Reproduce all the lines below exactly and omit the images.
begin Data provided
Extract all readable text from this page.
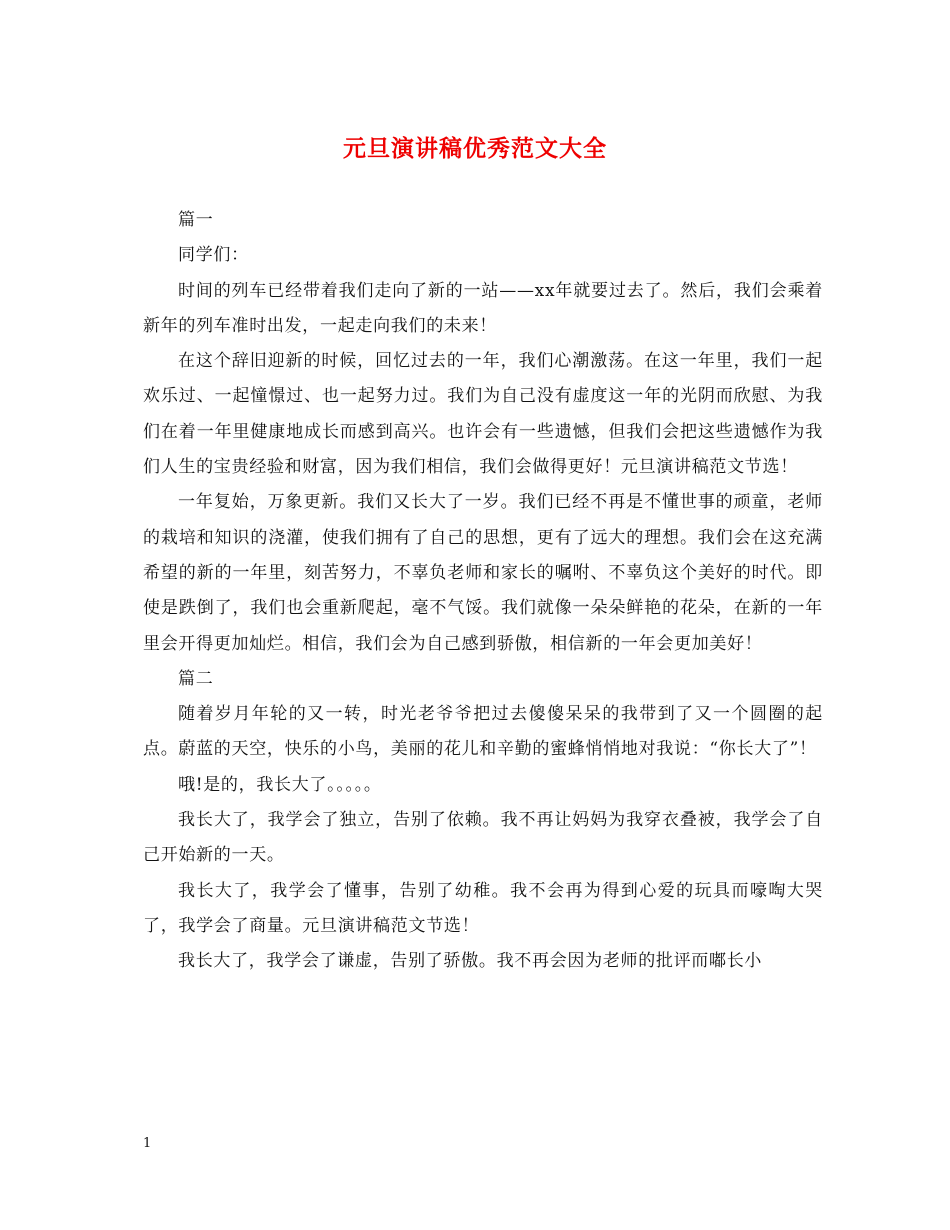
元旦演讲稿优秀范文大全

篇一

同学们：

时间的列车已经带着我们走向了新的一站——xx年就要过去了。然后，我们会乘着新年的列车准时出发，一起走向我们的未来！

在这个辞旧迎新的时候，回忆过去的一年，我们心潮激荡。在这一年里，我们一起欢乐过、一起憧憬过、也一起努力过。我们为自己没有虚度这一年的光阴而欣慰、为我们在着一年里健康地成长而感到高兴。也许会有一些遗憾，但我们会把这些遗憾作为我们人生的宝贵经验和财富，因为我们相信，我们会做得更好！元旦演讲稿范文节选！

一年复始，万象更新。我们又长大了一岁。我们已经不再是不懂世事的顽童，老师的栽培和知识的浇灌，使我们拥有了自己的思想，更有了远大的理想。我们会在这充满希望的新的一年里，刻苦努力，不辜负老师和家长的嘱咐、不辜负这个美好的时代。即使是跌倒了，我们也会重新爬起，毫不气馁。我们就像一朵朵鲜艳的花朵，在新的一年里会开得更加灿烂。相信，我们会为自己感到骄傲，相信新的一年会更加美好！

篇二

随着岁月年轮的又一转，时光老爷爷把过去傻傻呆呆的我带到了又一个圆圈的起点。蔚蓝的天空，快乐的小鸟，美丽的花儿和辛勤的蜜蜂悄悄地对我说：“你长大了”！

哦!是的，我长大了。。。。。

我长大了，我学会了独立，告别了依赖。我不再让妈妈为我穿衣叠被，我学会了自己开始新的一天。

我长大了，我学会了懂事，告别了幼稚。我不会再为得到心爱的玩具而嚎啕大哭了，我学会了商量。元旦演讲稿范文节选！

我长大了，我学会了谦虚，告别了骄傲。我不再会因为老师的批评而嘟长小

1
end Data provided
● **Result below**
Extract all readable text from this page.
元旦演讲稿优秀范文大全

篇一

同学们：

时间的列车已经带着我们走向了新的一站——xx年就要过去了。然后，我们会乘着新年的列车准时出发，一起走向我们的未来！

在这个辞旧迎新的时候，回忆过去的一年，我们心潮激荡。在这一年里，我们一起欢乐过、一起憧憬过、也一起努力过。我们为自己没有虚度这一年的光阴而欣慰、为我们在着一年里健康地成长而感到高兴。也许会有一些遗憾，但我们会把这些遗憾作为我们人生的宝贵经验和财富，因为我们相信，我们会做得更好！元旦演讲稿范文节选！

一年复始，万象更新。我们又长大了一岁。我们已经不再是不懂世事的顽童，老师的栽培和知识的浇灌，使我们拥有了自己的思想，更有了远大的理想。我们会在这充满希望的新的一年里，刻苦努力，不辜负老师和家长的嘱咐、不辜负这个美好的时代。即使是跌倒了，我们也会重新爬起，毫不气馁。我们就像一朵朵鲜艳的花朵，在新的一年里会开得更加灿烂。相信，我们会为自己感到骄傲，相信新的一年会更加美好！

篇二

随着岁月年轮的又一转，时光老爷爷把过去傻傻呆呆的我带到了又一个圆圈的起点。蔚蓝的天空，快乐的小鸟，美丽的花儿和辛勤的蜜蜂悄悄地对我说：“你长大了”！

哦!是的，我长大了。。。。。

我长大了，我学会了独立，告别了依赖。我不再让妈妈为我穿衣叠被，我学会了自己开始新的一天。

我长大了，我学会了懂事，告别了幼稚。我不会再为得到心爱的玩具而嚎啕大哭了，我学会了商量。元旦演讲稿范文节选！

我长大了，我学会了谦虚，告别了骄傲。我不再会因为老师的批评而嘟长小

1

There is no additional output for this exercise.